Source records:
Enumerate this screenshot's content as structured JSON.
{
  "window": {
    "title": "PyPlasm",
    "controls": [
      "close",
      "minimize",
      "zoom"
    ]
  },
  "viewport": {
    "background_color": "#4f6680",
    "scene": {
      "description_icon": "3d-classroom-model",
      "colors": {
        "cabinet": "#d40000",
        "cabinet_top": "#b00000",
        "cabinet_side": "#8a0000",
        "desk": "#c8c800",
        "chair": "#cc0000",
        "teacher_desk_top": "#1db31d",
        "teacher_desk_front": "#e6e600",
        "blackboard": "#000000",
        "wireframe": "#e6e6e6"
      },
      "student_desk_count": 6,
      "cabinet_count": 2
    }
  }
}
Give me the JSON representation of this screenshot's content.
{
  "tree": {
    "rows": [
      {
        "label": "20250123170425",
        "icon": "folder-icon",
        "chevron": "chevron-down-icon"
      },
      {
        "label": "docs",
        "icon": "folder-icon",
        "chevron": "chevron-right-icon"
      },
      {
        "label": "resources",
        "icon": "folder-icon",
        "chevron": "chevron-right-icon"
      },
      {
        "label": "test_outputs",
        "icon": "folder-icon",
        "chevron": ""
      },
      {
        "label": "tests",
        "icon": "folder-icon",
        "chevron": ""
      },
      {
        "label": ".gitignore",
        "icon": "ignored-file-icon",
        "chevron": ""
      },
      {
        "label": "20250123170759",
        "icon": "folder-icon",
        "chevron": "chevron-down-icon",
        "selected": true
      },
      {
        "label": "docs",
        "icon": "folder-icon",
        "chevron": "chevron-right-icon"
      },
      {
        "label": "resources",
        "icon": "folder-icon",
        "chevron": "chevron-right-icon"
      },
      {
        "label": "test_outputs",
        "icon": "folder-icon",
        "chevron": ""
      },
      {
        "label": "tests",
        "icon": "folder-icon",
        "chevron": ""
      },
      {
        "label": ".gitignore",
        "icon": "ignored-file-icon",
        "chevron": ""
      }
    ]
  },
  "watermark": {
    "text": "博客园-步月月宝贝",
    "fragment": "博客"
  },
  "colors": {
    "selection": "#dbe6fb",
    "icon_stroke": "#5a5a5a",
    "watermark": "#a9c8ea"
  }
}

■ THE PROBLEM ■
Go over the records above and tally each line that includes "down". Give the total by itself.

■ ANSWER FOR THE TASK ■
2